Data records
::::
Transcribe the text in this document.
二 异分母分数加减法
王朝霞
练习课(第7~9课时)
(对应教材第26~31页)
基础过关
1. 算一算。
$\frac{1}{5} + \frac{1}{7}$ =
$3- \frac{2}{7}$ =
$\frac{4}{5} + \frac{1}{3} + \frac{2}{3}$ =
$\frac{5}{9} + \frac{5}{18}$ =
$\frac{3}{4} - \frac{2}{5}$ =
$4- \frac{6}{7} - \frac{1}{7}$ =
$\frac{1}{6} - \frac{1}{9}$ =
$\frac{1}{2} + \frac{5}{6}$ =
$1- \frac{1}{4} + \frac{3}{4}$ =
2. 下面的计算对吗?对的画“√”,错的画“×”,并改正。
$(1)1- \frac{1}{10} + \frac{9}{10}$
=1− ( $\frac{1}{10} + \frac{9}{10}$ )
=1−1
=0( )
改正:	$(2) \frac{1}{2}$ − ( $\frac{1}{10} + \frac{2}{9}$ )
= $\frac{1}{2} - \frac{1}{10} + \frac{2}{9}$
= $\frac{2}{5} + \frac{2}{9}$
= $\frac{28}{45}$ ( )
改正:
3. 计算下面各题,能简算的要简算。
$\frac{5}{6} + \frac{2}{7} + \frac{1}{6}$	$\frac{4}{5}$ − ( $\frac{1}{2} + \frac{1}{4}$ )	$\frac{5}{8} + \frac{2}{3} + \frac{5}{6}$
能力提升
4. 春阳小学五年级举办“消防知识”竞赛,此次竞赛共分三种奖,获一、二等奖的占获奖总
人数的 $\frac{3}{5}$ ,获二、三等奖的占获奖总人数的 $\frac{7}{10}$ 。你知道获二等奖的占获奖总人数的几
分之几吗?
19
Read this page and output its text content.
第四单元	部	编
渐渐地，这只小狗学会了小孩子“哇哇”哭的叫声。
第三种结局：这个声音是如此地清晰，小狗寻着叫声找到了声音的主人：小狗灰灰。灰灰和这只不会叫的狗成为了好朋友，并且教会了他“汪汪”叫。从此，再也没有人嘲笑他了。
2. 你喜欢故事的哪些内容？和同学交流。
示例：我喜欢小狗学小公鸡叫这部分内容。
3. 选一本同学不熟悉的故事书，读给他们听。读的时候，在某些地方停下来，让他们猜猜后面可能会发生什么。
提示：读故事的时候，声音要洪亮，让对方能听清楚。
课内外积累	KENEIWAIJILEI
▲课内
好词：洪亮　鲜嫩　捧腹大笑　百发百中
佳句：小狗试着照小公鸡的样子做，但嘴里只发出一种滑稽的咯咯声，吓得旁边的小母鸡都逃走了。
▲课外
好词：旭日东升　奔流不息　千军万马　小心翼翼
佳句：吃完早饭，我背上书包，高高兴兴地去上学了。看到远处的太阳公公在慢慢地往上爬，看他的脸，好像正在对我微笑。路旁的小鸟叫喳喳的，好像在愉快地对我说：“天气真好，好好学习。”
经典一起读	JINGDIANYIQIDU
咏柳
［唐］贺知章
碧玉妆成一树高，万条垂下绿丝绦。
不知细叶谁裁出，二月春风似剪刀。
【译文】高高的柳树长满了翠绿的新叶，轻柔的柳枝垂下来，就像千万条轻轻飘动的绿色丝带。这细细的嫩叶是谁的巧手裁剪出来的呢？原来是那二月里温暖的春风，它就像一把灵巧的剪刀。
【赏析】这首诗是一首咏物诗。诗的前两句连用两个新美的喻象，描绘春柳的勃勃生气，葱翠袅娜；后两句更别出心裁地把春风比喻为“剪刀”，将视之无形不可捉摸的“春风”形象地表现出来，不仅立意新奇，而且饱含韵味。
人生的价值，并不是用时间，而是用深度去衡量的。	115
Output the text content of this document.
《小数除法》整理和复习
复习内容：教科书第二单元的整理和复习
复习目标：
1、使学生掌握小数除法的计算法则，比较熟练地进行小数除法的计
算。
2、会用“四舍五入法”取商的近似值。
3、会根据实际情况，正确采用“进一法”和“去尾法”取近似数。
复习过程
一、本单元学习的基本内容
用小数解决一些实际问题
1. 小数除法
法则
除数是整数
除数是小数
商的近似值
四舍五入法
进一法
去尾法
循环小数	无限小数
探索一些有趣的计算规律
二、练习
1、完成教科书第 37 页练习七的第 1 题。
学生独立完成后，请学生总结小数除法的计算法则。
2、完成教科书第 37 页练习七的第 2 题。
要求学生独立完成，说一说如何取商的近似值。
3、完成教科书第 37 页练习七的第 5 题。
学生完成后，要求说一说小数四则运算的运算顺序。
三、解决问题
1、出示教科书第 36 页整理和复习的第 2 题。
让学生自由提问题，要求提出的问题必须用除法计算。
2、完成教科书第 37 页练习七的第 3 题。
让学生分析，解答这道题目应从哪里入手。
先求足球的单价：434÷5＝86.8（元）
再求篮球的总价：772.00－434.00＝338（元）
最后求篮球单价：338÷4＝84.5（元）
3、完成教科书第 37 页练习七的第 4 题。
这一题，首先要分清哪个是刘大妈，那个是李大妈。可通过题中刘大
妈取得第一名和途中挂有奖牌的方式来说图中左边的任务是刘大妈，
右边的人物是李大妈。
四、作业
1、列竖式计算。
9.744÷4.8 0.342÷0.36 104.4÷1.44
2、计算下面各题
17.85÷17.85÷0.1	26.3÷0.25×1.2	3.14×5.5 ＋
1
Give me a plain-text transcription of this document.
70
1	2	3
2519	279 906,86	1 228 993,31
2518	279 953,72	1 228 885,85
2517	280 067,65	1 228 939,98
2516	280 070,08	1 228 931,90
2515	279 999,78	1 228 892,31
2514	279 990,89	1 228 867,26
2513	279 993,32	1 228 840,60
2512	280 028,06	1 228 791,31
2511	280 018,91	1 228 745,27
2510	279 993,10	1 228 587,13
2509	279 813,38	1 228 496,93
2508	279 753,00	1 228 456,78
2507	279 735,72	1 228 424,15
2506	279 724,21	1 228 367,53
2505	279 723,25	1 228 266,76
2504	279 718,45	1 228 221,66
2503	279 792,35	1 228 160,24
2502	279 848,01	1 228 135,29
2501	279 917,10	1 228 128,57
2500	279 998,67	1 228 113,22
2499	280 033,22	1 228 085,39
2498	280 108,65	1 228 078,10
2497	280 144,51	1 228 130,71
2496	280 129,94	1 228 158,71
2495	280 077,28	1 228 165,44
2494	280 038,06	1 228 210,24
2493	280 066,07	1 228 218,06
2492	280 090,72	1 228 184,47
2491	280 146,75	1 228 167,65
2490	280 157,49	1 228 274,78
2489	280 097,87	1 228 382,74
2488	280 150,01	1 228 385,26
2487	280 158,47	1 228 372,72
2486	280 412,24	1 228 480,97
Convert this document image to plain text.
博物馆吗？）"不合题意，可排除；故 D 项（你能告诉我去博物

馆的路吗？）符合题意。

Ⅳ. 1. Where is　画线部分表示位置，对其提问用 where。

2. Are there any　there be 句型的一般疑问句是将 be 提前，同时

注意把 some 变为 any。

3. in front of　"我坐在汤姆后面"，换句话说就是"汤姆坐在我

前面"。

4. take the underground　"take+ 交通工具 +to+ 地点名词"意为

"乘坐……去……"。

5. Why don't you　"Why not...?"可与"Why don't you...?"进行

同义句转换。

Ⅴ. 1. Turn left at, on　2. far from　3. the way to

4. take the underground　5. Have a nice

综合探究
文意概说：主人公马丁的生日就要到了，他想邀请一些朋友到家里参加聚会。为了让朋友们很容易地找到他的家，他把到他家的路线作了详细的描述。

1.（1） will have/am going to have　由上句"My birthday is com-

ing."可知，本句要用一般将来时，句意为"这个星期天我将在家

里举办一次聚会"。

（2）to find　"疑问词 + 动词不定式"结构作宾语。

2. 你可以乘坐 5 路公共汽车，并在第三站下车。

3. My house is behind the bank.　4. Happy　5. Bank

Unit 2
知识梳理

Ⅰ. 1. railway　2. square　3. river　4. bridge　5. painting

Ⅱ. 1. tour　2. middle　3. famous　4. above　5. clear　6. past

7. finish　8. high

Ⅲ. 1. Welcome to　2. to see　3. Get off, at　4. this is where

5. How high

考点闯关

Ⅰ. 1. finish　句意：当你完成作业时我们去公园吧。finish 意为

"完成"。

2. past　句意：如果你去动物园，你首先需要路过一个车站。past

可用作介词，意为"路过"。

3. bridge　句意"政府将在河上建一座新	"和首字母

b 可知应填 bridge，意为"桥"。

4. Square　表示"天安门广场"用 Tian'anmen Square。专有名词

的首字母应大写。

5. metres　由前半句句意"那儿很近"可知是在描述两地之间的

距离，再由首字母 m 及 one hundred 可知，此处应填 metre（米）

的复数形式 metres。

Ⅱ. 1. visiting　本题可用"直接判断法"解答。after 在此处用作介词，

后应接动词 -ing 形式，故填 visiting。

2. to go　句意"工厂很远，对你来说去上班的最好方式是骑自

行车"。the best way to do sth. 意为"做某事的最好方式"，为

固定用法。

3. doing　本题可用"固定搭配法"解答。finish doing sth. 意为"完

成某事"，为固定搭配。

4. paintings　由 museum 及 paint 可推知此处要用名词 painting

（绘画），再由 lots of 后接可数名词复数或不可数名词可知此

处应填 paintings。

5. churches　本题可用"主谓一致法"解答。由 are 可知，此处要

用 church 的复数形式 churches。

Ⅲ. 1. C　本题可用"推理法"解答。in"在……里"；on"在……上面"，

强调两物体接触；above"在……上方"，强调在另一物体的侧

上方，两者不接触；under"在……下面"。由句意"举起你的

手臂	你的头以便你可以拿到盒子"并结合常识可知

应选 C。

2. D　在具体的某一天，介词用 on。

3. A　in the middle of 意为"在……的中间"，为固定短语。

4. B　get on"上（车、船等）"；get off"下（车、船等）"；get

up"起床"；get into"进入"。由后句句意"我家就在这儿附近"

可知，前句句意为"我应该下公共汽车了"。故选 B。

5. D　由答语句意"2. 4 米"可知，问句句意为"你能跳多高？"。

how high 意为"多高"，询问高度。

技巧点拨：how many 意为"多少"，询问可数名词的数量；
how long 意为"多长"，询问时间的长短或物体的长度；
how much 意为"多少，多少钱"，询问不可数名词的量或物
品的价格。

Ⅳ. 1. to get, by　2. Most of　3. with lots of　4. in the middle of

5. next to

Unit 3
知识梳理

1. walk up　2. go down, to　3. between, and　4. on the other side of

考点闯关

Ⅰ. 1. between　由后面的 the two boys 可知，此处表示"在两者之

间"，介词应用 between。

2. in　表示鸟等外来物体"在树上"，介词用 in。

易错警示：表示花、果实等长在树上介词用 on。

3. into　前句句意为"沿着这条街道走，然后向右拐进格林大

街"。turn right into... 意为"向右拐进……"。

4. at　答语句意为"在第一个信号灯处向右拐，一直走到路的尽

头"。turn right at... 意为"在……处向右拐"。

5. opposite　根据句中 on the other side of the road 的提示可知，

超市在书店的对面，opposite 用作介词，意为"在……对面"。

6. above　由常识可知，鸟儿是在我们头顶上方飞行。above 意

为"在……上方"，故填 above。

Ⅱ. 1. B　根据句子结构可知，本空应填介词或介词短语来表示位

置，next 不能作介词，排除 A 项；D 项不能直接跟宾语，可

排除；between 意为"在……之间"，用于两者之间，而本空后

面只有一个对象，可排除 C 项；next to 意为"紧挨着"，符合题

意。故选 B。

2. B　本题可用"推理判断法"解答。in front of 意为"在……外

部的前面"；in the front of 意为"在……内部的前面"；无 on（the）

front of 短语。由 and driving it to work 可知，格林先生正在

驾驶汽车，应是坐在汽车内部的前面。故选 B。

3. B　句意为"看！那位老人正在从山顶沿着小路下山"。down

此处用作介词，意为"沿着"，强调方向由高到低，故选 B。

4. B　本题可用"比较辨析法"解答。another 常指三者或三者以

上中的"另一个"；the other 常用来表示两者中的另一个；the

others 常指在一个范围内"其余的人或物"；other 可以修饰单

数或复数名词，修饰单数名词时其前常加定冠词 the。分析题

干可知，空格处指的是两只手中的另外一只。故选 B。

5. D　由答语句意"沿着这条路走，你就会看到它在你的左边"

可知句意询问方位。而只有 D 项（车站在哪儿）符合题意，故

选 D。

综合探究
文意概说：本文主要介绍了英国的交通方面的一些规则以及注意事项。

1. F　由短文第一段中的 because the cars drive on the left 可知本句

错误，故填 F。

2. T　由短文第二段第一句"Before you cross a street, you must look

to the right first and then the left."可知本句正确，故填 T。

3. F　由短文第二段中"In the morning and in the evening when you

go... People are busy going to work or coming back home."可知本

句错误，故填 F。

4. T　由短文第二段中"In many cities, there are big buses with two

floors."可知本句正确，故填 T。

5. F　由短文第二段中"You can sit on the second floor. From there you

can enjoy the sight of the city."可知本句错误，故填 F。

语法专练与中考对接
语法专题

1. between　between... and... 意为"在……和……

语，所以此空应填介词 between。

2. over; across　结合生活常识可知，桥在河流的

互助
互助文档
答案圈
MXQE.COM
::::
§ Exercise aim
Where a line holds "work", copy it out.

§ Result
front of 短语。由 and driving it to work 可知，格林先生正在
go... People are busy going to work or coming back home."可知本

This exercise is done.